··· Data in this exercise

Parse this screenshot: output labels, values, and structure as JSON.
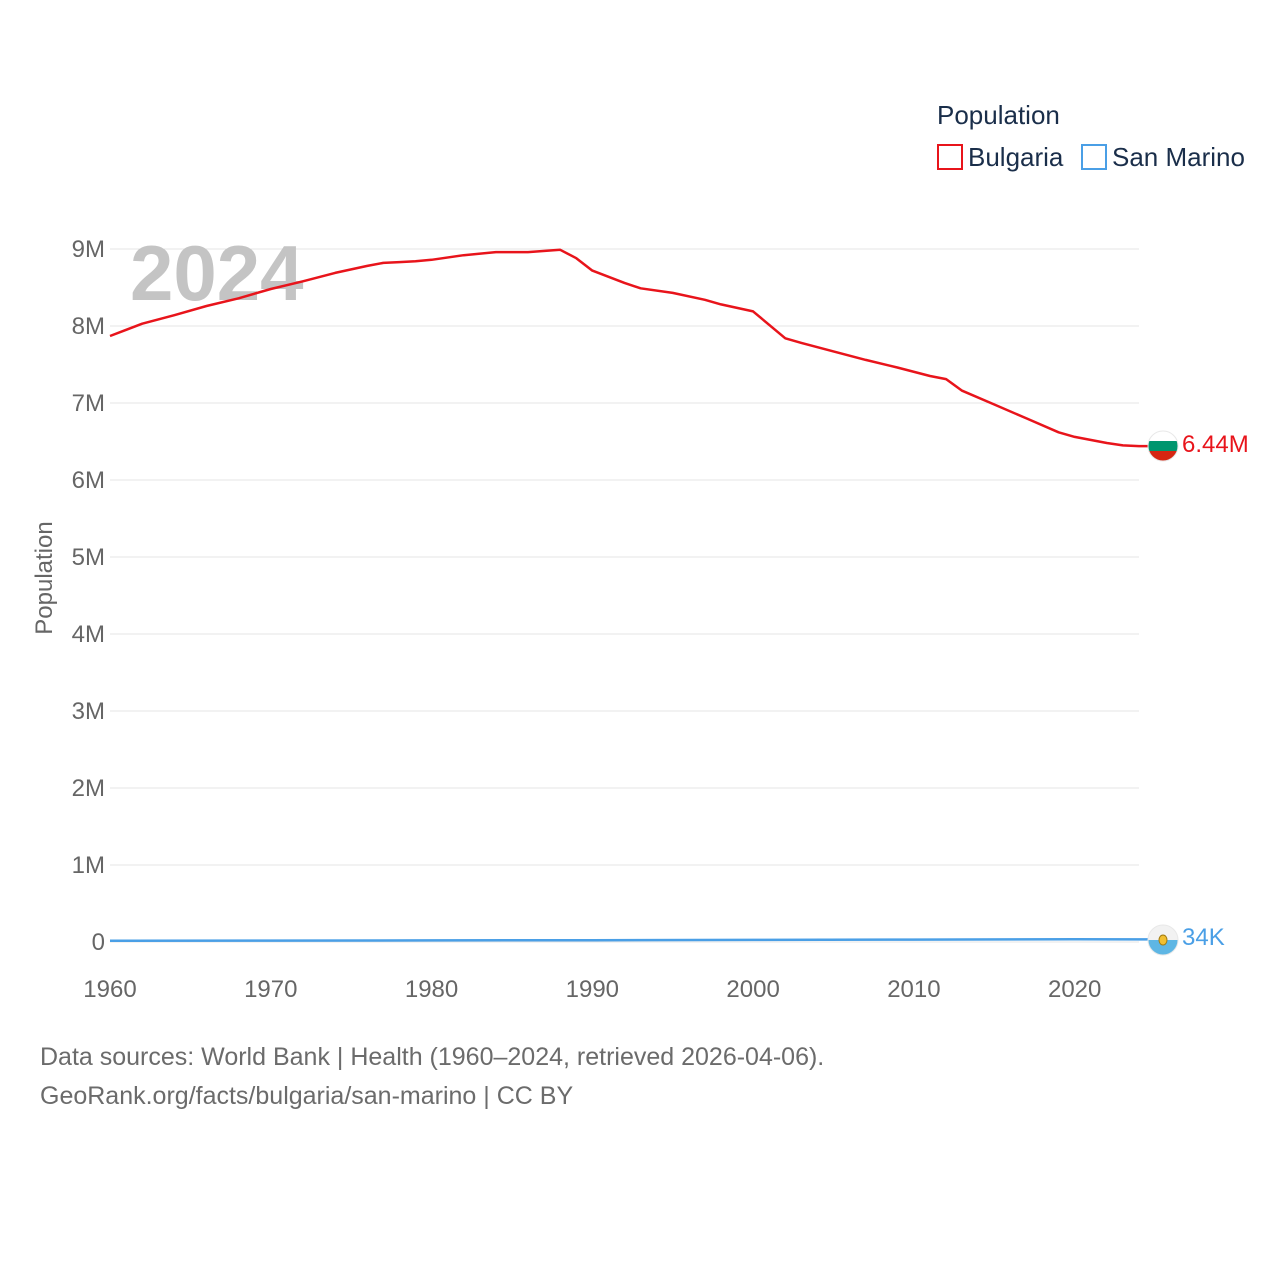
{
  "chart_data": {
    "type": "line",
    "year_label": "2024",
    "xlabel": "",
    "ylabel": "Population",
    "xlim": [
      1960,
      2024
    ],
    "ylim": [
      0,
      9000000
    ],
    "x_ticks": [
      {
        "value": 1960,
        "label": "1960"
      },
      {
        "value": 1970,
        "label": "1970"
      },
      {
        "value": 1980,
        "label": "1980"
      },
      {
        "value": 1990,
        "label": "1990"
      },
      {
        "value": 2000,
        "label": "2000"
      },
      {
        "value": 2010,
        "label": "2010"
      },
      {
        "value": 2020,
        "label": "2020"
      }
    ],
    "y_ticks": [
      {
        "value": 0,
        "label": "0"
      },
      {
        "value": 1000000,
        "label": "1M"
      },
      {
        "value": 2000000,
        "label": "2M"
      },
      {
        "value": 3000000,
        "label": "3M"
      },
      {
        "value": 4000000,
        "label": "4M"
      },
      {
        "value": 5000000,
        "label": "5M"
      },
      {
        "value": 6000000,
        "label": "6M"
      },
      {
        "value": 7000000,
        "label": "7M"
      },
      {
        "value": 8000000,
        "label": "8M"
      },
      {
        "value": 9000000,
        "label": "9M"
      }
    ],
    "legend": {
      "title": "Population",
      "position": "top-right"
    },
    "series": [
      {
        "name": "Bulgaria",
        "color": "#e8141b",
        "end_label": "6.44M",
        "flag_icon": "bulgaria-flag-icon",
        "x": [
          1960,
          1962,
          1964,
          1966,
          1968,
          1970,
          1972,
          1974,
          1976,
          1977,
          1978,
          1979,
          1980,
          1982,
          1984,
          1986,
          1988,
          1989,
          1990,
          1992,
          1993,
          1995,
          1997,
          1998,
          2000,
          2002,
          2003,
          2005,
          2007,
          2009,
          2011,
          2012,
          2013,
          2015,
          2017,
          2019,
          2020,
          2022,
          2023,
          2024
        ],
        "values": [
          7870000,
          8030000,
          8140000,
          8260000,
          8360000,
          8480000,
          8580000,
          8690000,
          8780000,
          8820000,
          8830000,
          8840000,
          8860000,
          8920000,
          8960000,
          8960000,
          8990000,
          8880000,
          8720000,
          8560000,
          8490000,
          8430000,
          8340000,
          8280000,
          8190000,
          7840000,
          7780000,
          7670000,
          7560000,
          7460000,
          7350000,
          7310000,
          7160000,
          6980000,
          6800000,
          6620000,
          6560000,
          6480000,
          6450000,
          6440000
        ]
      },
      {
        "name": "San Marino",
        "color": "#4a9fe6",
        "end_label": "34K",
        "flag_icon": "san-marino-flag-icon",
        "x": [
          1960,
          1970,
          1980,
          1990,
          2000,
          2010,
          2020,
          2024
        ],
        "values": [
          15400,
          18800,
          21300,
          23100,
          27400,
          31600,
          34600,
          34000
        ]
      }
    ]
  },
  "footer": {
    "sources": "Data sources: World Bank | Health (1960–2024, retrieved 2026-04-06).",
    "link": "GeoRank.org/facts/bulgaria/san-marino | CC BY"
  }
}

······

Please list every line of the records that contains "Population".

== Solution for this task ==
    "ylabel": "Population",
      "title": "Population",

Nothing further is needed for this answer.